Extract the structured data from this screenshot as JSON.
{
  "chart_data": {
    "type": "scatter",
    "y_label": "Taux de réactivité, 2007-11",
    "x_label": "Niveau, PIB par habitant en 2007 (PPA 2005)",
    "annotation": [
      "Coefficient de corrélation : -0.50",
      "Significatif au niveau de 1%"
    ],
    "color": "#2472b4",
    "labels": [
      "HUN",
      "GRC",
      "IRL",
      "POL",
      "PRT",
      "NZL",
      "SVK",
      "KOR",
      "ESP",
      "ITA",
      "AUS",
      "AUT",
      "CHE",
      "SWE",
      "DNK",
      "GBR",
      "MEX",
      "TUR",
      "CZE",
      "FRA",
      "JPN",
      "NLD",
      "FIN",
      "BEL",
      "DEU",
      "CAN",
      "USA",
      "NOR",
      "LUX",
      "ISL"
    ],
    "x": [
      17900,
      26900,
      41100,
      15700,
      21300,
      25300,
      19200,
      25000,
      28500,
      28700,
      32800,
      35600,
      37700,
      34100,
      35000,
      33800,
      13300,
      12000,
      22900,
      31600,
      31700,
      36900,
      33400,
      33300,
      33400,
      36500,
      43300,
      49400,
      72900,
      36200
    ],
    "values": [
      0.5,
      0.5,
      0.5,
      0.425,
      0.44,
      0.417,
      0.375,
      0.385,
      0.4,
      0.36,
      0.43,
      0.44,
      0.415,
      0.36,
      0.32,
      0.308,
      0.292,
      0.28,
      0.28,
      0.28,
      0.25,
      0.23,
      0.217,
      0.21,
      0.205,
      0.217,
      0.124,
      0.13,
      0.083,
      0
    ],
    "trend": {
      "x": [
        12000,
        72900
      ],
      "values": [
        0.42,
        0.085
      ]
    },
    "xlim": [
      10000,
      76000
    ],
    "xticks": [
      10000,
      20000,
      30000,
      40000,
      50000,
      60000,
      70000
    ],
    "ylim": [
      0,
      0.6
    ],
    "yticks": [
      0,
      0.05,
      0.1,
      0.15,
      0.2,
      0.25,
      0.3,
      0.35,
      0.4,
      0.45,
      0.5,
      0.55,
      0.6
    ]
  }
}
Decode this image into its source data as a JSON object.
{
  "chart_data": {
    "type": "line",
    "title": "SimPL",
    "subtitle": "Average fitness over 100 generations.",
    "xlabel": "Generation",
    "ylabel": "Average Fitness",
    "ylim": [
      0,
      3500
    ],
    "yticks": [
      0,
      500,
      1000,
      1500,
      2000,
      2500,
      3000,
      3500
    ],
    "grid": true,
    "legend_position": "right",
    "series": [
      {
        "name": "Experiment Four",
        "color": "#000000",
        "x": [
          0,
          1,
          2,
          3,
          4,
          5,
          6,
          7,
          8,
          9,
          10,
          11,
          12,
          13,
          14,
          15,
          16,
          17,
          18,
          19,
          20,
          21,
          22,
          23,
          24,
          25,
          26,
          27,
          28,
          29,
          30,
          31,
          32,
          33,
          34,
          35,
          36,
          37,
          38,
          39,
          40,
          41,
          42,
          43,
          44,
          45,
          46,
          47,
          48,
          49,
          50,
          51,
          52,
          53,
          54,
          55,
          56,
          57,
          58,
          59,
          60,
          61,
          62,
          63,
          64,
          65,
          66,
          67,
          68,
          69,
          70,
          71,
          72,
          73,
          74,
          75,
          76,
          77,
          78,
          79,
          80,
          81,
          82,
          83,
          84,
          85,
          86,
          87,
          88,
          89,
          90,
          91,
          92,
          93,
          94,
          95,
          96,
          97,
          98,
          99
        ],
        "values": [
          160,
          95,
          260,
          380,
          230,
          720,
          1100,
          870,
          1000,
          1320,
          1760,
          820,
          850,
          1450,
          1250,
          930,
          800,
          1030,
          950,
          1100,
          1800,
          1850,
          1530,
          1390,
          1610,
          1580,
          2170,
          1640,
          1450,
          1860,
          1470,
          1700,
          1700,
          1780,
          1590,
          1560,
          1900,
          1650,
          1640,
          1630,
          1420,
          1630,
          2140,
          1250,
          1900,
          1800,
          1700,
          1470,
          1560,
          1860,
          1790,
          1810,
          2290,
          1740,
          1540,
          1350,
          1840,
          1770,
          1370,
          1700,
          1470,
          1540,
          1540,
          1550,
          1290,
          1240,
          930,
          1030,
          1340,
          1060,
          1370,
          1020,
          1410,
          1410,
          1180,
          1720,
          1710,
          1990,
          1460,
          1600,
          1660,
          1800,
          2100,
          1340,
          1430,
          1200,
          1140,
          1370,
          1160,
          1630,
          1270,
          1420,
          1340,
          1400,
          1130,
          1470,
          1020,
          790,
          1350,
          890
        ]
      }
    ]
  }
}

__SET PROBLEM__. Above are the records. Copy every line in them holding "this".

__FINISHED EXERCISE__.
Extract the structured data from this screenshot as JSON.
Decode this image into its source data as a JSON object.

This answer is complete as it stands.